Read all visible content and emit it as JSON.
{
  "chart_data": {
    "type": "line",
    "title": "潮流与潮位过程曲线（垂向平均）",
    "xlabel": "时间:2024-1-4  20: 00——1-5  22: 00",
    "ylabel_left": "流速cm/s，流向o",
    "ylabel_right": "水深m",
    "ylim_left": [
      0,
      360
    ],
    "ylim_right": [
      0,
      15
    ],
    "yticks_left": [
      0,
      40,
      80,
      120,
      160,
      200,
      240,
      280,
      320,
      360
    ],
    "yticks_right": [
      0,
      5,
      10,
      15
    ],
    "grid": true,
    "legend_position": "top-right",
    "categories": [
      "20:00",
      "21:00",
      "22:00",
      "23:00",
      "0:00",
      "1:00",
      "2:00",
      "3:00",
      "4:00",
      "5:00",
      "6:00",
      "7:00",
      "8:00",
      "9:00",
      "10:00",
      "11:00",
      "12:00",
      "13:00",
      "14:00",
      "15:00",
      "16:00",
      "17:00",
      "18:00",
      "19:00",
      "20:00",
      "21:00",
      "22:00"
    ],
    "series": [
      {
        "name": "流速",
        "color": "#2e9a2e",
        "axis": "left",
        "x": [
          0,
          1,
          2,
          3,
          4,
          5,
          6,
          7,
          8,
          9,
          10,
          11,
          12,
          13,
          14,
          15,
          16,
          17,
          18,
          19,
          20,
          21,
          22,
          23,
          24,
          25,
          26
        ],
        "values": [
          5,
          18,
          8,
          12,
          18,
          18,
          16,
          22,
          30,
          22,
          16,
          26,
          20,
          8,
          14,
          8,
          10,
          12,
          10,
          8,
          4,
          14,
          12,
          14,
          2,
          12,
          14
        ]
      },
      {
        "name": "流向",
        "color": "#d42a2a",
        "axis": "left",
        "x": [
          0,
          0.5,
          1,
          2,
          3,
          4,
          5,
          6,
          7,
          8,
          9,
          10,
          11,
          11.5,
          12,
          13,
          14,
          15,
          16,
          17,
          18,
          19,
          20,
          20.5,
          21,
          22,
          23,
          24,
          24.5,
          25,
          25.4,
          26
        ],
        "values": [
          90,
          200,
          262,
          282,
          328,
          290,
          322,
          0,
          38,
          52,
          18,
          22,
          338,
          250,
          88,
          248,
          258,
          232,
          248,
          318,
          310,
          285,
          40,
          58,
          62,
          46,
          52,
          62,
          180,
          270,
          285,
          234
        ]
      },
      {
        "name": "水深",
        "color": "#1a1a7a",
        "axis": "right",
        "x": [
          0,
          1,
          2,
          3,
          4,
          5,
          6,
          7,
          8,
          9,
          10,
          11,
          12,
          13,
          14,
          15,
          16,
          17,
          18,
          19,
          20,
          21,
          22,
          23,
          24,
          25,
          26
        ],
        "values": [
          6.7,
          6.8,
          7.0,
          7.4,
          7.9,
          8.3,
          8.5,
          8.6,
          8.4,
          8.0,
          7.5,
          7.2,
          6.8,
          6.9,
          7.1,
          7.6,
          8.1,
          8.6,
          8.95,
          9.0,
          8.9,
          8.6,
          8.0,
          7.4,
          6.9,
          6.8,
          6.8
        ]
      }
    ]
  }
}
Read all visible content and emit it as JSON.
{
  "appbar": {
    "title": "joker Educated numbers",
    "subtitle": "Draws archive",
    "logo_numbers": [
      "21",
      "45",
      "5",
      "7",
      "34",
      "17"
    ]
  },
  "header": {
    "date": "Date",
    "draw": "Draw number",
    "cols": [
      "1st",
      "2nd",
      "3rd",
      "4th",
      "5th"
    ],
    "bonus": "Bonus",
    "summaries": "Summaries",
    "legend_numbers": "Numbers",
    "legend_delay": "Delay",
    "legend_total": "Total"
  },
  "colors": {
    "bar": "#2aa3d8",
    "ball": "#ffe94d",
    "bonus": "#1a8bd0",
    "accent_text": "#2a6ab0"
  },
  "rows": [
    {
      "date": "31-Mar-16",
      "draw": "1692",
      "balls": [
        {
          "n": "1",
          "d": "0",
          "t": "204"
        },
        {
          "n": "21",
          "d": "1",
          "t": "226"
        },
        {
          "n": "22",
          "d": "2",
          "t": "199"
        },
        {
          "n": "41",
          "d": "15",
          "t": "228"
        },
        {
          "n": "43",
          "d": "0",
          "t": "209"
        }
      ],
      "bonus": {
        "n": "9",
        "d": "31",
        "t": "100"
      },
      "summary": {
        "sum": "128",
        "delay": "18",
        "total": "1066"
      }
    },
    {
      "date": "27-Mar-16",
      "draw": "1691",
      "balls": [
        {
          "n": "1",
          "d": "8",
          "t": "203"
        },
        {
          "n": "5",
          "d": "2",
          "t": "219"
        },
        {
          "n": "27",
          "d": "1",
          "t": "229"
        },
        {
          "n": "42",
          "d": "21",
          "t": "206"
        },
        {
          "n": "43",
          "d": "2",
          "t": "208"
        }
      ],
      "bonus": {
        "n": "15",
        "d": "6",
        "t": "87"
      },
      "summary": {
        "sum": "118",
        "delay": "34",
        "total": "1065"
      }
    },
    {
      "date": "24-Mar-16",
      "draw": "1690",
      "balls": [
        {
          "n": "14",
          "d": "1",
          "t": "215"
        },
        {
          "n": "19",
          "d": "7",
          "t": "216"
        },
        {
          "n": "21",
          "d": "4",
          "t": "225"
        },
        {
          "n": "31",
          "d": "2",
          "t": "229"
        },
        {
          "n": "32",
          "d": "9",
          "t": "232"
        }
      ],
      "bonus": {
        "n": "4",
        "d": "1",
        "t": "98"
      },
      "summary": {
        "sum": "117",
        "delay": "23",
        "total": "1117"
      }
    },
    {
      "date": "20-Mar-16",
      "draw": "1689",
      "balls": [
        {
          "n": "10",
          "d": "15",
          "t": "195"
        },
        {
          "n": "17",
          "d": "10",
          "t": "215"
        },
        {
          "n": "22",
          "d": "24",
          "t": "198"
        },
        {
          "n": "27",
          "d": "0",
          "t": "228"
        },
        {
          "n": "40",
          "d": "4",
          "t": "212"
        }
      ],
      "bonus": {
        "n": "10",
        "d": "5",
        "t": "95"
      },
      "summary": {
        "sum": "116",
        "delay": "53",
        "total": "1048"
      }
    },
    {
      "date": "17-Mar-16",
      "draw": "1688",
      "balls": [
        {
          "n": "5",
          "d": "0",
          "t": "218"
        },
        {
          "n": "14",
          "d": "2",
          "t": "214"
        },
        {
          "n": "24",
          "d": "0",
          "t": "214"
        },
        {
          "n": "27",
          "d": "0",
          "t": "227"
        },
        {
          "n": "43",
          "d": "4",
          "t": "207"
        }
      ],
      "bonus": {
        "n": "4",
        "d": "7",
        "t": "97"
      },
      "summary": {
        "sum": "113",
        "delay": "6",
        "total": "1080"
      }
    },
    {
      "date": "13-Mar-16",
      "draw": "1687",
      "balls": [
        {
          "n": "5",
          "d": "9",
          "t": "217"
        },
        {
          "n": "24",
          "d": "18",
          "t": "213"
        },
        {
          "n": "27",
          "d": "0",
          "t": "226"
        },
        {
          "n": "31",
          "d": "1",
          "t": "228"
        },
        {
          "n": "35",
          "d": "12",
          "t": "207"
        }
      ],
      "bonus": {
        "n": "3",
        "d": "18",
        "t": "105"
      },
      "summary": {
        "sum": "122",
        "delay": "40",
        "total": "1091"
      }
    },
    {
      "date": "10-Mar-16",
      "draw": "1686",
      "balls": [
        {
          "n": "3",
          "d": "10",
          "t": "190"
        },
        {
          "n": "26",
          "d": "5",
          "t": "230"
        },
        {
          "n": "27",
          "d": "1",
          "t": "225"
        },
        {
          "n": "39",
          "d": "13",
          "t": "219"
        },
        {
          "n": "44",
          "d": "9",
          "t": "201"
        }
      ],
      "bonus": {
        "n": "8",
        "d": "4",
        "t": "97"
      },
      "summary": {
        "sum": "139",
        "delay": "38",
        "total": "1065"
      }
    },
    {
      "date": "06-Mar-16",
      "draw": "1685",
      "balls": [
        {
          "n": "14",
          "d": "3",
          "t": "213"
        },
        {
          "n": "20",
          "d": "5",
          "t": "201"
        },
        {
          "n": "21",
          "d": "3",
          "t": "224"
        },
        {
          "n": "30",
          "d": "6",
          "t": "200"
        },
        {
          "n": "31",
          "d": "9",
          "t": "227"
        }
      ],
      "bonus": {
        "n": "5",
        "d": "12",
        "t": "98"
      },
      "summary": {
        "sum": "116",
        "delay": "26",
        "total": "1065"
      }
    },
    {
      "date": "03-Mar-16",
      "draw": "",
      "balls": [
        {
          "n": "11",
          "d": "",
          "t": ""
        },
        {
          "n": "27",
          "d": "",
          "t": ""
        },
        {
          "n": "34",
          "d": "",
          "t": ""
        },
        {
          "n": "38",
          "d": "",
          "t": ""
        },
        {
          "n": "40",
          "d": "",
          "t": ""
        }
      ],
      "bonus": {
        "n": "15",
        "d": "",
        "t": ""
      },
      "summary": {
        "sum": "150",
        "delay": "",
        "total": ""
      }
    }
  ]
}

*-*-*

- Set problem: Count the lines in the entries that hold the word "date", and give nothing but the total.

- Task output: 10